— Begin Stored records —
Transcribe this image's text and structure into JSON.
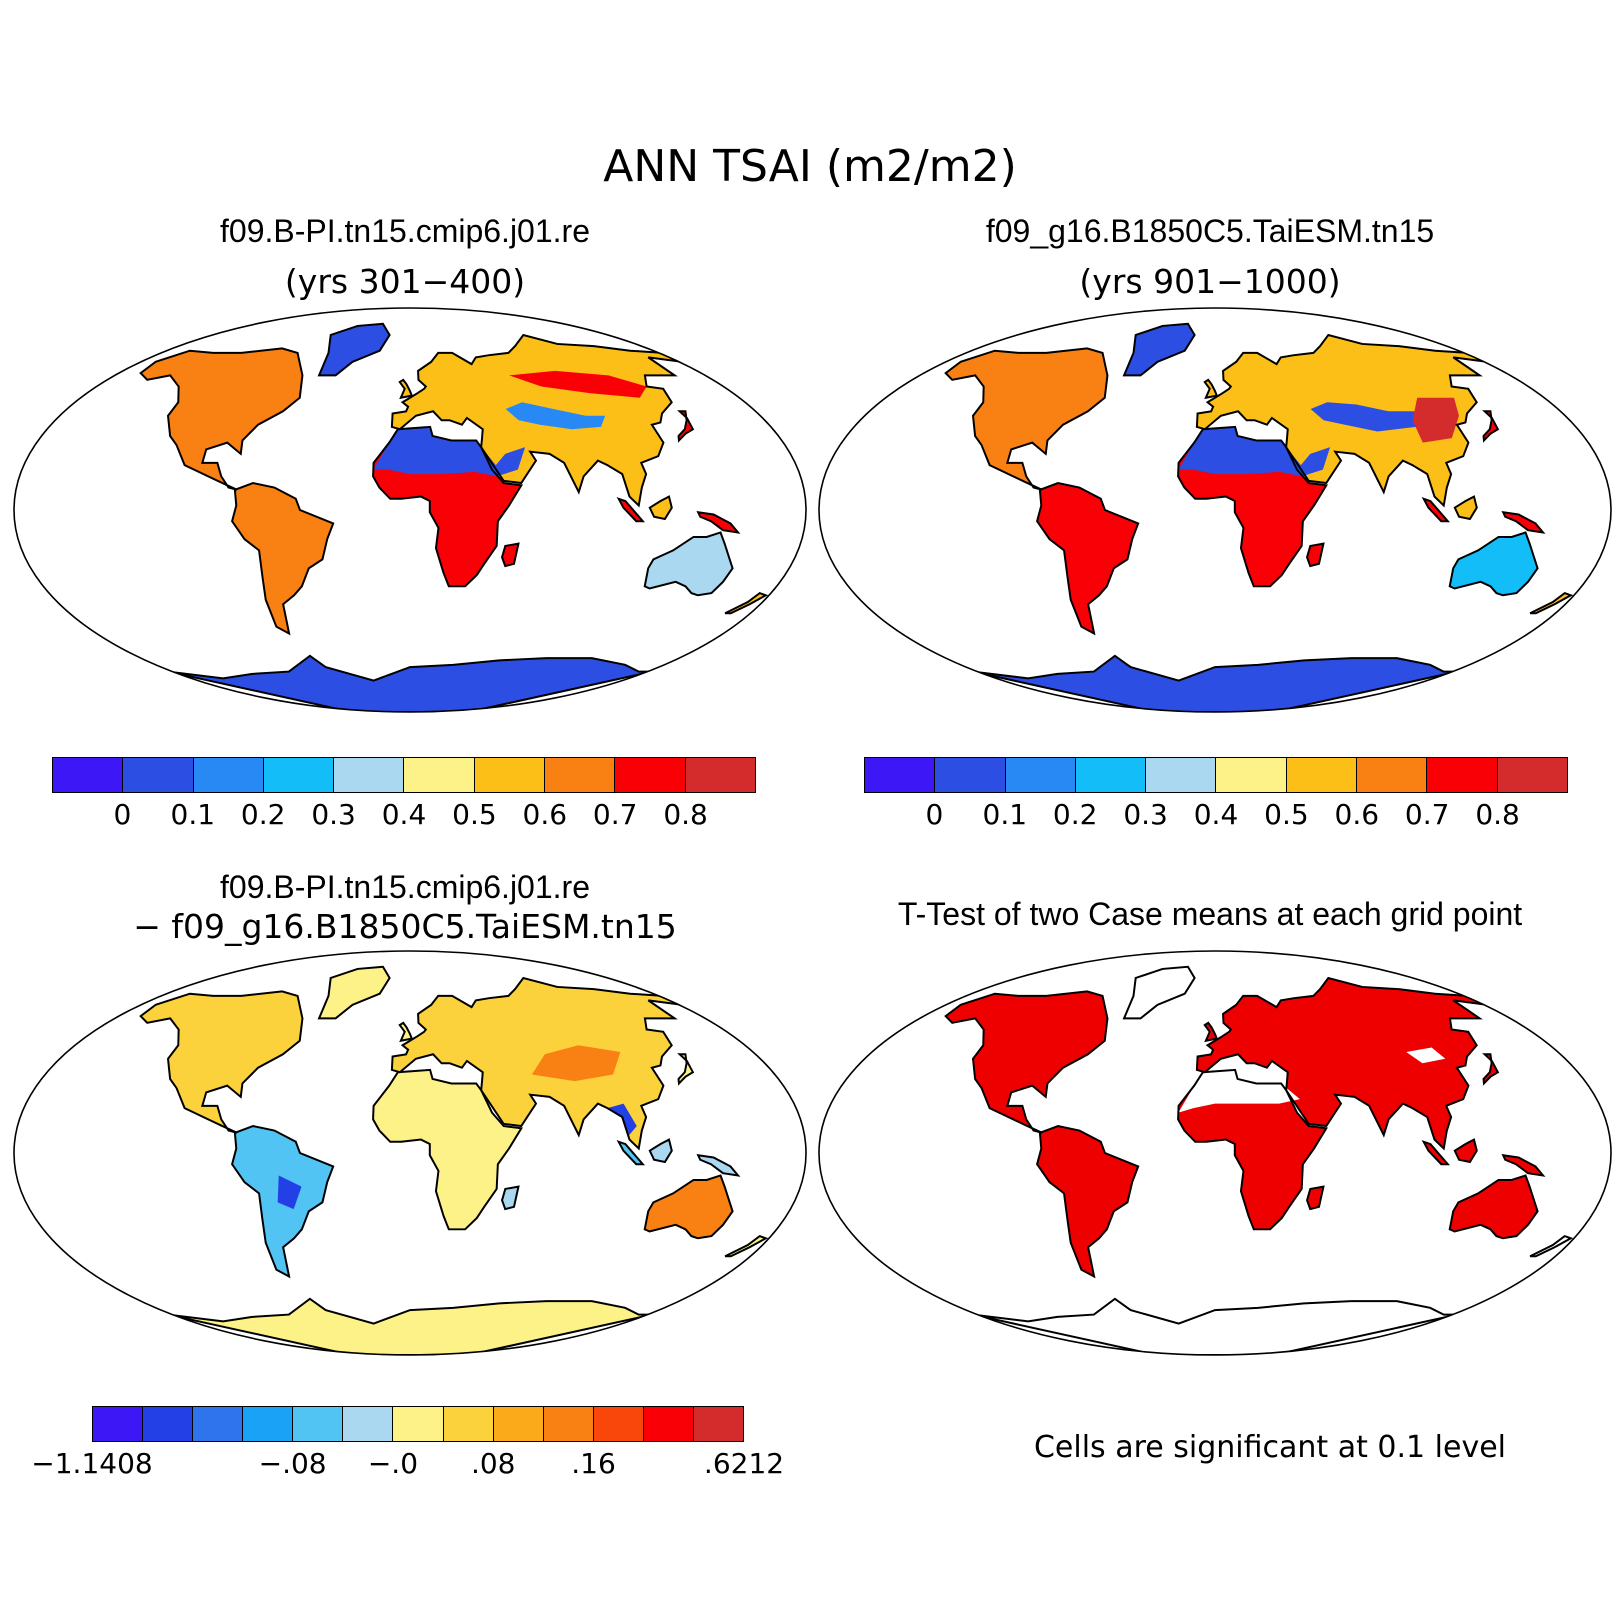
{
  "title": "ANN TSAI (m2/m2)",
  "panels": [
    {
      "title": "f09.B-PI.tn15.cmip6.j01.re",
      "subtitle": "(yrs 301−400)"
    },
    {
      "title": "f09_g16.B1850C5.TaiESM.tn15",
      "subtitle": "(yrs 901−1000)"
    },
    {
      "title": "f09.B-PI.tn15.cmip6.j01.re",
      "subtitle": "− f09_g16.B1850C5.TaiESM.tn15"
    },
    {
      "title": "T-Test of two Case means at each grid point",
      "subtitle": ""
    }
  ],
  "colorbars": {
    "absolute": {
      "colors": [
        "#3d17f5",
        "#2d4ee3",
        "#2889f5",
        "#13bdf7",
        "#a9d8f0",
        "#fdf288",
        "#fcbf17",
        "#f98013",
        "#f90006",
        "#d42c2c"
      ],
      "labels": [
        "0",
        "0.1",
        "0.2",
        "0.3",
        "0.4",
        "0.5",
        "0.6",
        "0.7",
        "0.8"
      ]
    },
    "difference": {
      "colors": [
        "#3d17f5",
        "#2240e6",
        "#2f74ec",
        "#1aa2f6",
        "#52c4f3",
        "#a9d8f0",
        "#fdf288",
        "#fcd23c",
        "#fbab19",
        "#f98013",
        "#f9470b",
        "#f90006",
        "#d42c2c"
      ],
      "labels": [
        "−1.1408",
        "−.08",
        "−.0",
        ".08",
        ".16",
        ".6212"
      ]
    }
  },
  "significance_note": "Cells are significant at 0.1 level"
}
— End Stored records —
Request
Without the pictures, repeat all the records word for word.

Full output
Transcribe this image's text and structure into JSON.
{
  "title": "ANN TSAI (m2/m2)",
  "panels": [
    {
      "title": "f09.B-PI.tn15.cmip6.j01.re",
      "subtitle": "(yrs 301−400)"
    },
    {
      "title": "f09_g16.B1850C5.TaiESM.tn15",
      "subtitle": "(yrs 901−1000)"
    },
    {
      "title": "f09.B-PI.tn15.cmip6.j01.re",
      "subtitle": "− f09_g16.B1850C5.TaiESM.tn15"
    },
    {
      "title": "T-Test of two Case means at each grid point",
      "subtitle": ""
    }
  ],
  "colorbars": {
    "absolute": {
      "colors": [
        "#3d17f5",
        "#2d4ee3",
        "#2889f5",
        "#13bdf7",
        "#a9d8f0",
        "#fdf288",
        "#fcbf17",
        "#f98013",
        "#f90006",
        "#d42c2c"
      ],
      "labels": [
        "0",
        "0.1",
        "0.2",
        "0.3",
        "0.4",
        "0.5",
        "0.6",
        "0.7",
        "0.8"
      ]
    },
    "difference": {
      "colors": [
        "#3d17f5",
        "#2240e6",
        "#2f74ec",
        "#1aa2f6",
        "#52c4f3",
        "#a9d8f0",
        "#fdf288",
        "#fcd23c",
        "#fbab19",
        "#f98013",
        "#f9470b",
        "#f90006",
        "#d42c2c"
      ],
      "labels": [
        "−1.1408",
        "−.08",
        "−.0",
        ".08",
        ".16",
        ".6212"
      ]
    }
  },
  "significance_note": "Cells are significant at 0.1 level"
}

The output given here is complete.